Search code examples
c++cyacclex

Lex program won't recognize word when using OR statement


I am running the following lex program which works fine to recognize the sentence about the cat:

%{
        #include <iostream>
        #include <cstdio>
        #include <cstdlib>
        using namespace std;
        extern "C" int yylex();
%}

SP      [ ]+
ARTICLE "le" /* Line I am trying to change */
COMMUN "chat"
VERBE "est"
NOIR "noir"

PHRASE {ARTICLE}{SP}{COMMUN}{SP}{VERBE}{SP}{NOIR}


%%

^{PHRASE}\n     { cout << "Une phrase : " << yytext << '\n'; }

\n              { cout << '\n'; }

^.*\n           { cout << "Ligne inconnue : " << yytext << '\n'; }

%%

int main(int argc, char *argv[])
{
        ++argv, --argc;  
        if(argc > 0)
                yyin = fopen(argv[0], "r");
        else
        yyin = stdin;

        yylex();
} /* main() */

I get the following output:

Ligne inconnue : le professeur est Jean

Ligne inconnue : le professeur a un ordinateur

Ligne inconnue : Jean aime Linux

**Une phrase : le chat est noir**

Ligne inconnue : les etudiants ont des ordinateurs

But, when I try to add an OR statement to the program (for the ARTICLE), the cat sentence is no longer recognized:

%{
        #include <iostream>
        #include <cstdio>
        #include <cstdlib>
        using namespace std;
        extern "C" int yylex();
%}

SP      [ ]+
ARTICLE "le"|"la" /* Line I am trying to change */
COMMUN "chat" 
VERBE "est"
NOIR "noir"

PHRASE {ARTICLE}{SP}{COMMUN}{SP}{VERBE}{SP}{NOIR}


%%

^{PHRASE}\n     { cout << "Une phrase : " << yytext << '\n'; }

\n              { cout << '\n'; }

^.*\n           { cout << "Ligne inconnue : " << yytext << '\n'; }

%%

int main(int argc, char *argv[])
{
        ++argv, --argc;  
        if(argc > 0)
                yyin = fopen(argv[0], "r");
        else
        yyin = stdin;

        yylex();
} 

This will give me the following output :

Ligne inconnue : le professeur est Jean

Ligne inconnue : le professeur a un ordinateur

Ligne inconnue : Jean aime Linux

**Ligne inconnue : le chat est noir**

Ligne inconnue : les etudiants ont des ordinateurs

The input file is just a text file with following lines :

le professeur est Jean

le professeur a un ordinateur

Jean aime Linux

le chat est noir

les etudiants ont des ordinateurs

Can anyone tell me why this won't work? I have tried every variation of the OR statement I can find online and still nothing works.

Thanks!


Solution

  • The flex -l flag is implemented so that it is possible to comtinue to process really old lex specifications which wouldn't otherwise work. For any newly-written scanner, you really don't want that flag. This particular issue is a common reason.

    The problem comes from the handling of macro expansion: flex does the common-sense thing, which avoids many common errors; lex (and flex -l), however, make it much easier for you to shoot your foot with a macro definition.

================================

→ **Problem details**
In the lex question, what line does the first version of the program print for the sentence about the cat?

→ **Dataset section**
================================

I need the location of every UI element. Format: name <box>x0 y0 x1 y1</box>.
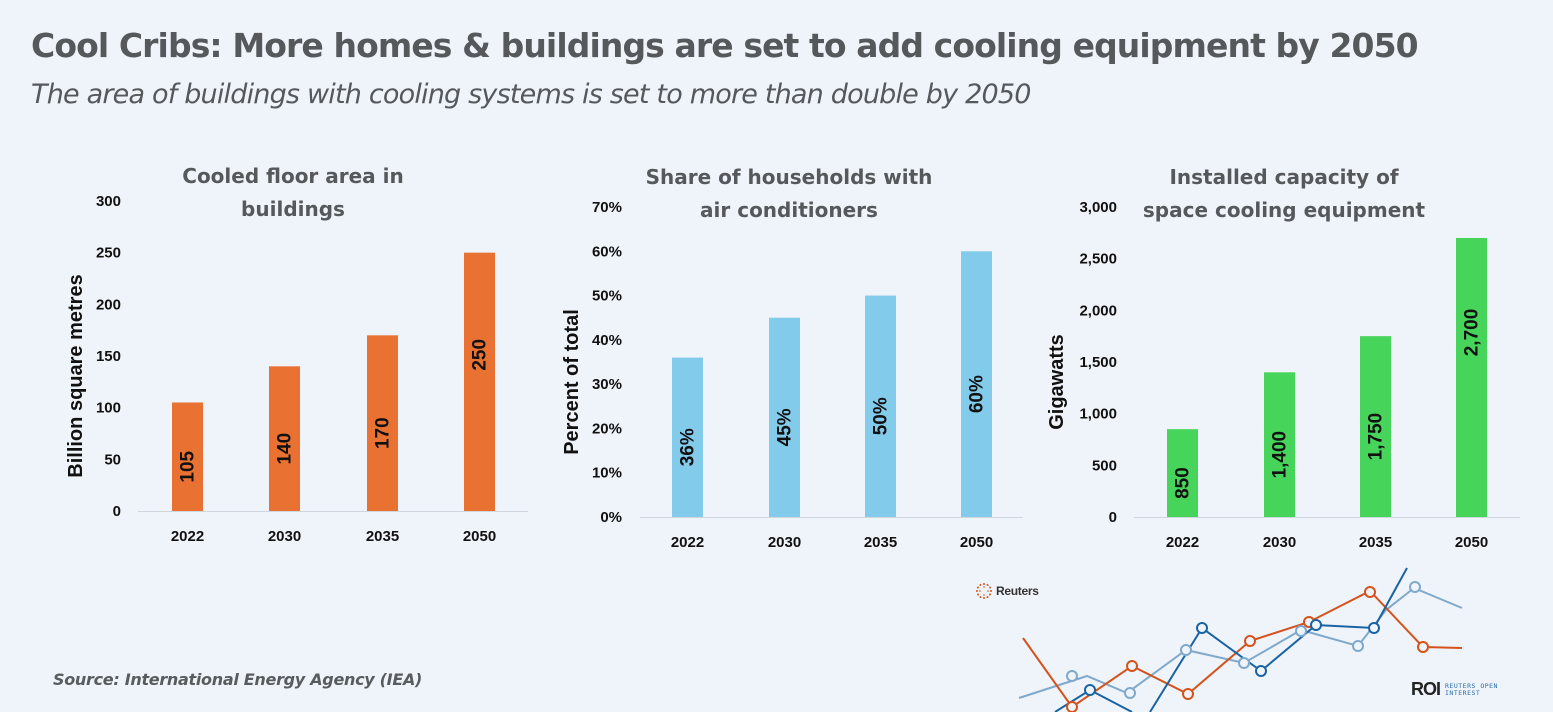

================================

→ **Complete answer**
Une phrase : le chat est noir